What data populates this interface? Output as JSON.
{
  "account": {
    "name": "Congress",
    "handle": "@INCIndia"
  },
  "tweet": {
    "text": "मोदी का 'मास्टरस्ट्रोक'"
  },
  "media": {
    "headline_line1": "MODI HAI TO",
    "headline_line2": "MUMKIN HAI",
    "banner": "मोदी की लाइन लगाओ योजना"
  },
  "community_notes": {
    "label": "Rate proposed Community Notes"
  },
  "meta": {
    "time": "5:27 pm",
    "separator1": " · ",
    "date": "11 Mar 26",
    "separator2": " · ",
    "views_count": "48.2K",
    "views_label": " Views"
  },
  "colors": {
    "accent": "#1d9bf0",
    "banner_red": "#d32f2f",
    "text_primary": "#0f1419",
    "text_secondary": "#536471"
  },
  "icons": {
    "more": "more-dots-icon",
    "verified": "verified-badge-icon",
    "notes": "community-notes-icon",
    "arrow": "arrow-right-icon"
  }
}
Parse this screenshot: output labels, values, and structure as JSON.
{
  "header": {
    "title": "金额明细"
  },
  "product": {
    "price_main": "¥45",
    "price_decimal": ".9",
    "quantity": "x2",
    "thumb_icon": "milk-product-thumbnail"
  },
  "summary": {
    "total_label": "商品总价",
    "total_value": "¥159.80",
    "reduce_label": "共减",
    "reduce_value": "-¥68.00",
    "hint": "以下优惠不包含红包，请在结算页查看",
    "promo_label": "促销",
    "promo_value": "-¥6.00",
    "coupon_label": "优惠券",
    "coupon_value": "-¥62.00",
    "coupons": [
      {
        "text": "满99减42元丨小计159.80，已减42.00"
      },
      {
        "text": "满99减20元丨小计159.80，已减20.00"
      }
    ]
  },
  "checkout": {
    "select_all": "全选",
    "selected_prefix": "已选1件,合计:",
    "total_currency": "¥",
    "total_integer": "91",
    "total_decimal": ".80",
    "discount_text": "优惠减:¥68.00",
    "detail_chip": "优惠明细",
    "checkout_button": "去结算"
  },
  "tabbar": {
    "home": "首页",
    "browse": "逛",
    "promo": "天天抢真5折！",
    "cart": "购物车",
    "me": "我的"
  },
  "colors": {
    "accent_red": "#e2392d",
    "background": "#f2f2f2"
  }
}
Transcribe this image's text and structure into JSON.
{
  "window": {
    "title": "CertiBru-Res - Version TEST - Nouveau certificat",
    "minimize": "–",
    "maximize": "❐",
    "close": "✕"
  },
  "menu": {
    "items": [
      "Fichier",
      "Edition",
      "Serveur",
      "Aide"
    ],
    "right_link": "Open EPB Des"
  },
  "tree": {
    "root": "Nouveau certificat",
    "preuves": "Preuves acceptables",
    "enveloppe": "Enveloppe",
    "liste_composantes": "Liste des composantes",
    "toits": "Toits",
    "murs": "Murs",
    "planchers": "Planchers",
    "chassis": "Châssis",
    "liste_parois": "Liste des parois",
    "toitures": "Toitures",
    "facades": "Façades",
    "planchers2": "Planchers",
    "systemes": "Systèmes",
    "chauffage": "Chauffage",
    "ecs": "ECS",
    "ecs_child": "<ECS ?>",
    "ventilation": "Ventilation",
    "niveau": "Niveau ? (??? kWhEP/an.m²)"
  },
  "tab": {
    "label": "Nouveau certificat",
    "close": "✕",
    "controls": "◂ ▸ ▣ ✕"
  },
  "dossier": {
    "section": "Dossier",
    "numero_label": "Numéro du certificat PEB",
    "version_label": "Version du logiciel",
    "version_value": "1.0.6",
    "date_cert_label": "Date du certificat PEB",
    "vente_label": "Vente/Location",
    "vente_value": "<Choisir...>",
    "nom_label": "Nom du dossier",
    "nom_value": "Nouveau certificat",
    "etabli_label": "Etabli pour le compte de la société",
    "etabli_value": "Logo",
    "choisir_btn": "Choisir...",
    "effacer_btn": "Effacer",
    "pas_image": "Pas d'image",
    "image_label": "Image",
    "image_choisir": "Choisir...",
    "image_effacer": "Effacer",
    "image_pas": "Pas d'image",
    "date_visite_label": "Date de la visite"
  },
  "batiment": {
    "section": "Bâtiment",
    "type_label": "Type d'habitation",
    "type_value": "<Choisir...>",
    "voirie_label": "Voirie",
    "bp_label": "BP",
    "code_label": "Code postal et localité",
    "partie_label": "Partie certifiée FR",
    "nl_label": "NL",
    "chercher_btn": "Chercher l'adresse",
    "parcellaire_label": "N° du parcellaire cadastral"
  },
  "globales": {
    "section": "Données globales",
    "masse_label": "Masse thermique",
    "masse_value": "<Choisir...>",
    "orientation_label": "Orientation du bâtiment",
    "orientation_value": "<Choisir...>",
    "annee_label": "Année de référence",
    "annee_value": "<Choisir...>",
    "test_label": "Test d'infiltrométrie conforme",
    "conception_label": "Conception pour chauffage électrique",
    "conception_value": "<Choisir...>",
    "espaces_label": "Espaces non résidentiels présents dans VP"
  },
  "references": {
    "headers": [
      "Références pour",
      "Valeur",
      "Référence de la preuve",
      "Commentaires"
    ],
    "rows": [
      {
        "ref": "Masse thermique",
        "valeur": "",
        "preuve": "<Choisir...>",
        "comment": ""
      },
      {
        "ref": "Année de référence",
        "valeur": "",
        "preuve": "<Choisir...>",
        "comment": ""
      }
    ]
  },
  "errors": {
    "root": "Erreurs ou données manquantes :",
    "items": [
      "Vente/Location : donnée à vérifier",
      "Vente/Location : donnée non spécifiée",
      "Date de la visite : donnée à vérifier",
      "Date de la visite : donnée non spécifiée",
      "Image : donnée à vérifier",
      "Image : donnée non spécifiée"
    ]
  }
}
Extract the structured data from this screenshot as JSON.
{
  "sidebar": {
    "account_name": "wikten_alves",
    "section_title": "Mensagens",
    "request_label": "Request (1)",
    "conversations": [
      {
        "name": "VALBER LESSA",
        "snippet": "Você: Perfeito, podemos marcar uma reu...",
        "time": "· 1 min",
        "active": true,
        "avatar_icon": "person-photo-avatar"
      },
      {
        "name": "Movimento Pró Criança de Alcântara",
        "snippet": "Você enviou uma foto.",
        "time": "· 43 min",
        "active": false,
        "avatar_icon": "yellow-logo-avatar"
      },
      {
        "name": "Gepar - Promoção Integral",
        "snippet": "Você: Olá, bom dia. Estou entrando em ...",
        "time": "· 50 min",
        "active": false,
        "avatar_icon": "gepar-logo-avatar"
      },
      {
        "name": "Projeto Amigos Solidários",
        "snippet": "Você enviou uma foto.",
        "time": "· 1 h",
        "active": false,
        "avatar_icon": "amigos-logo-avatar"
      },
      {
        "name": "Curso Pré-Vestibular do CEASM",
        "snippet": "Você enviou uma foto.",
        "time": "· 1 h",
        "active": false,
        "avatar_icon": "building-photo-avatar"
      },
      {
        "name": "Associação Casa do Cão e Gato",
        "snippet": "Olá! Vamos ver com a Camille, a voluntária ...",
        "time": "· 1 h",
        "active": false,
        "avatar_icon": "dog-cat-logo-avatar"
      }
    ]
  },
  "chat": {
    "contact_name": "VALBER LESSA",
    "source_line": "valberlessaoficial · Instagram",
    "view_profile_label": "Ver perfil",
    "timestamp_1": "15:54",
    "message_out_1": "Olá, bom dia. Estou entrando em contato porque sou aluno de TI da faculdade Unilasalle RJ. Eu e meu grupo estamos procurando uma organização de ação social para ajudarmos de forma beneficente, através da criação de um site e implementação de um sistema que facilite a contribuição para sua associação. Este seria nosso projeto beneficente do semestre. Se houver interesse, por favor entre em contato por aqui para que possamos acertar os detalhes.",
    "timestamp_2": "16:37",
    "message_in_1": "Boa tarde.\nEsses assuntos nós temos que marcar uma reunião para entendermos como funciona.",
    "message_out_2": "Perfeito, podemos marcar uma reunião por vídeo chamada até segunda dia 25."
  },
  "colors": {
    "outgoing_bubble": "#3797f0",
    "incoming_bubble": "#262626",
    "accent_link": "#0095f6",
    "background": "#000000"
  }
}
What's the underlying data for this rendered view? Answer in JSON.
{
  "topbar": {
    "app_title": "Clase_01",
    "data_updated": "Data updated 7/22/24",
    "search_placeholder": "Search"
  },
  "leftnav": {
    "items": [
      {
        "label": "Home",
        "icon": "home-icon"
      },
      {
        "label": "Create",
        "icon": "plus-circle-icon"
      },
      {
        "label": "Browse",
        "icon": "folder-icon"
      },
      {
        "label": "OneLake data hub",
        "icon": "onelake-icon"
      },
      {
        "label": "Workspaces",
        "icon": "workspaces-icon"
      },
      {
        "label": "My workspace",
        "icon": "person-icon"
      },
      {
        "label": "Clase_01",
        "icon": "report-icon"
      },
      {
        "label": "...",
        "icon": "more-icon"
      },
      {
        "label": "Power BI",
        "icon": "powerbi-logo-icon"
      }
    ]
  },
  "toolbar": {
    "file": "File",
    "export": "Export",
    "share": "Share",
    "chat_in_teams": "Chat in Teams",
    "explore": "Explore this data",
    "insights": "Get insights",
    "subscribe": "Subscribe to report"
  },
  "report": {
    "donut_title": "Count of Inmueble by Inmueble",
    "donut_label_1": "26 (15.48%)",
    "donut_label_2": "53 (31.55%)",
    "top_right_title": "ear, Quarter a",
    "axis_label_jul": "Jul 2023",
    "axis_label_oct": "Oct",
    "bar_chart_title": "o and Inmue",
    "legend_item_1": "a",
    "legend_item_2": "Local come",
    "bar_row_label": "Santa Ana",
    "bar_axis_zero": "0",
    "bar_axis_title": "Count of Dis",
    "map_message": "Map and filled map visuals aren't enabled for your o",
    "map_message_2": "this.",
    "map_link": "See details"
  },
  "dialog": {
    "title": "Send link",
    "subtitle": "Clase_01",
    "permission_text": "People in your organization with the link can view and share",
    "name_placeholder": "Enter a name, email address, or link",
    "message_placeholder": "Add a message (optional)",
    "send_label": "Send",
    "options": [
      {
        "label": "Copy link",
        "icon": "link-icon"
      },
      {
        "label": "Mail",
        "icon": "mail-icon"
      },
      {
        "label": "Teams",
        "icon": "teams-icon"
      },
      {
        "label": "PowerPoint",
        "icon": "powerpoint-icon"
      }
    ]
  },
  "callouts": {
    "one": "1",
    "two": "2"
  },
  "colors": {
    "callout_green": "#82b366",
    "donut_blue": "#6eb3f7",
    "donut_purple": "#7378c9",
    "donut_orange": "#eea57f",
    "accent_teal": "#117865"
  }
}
● ● ● ● ●
**WRITTEN TASK**
What is the number of lines in the listing that include the word "spécifiée"? Give that number and nothing else.

**EXERCISE SOLUTION**
3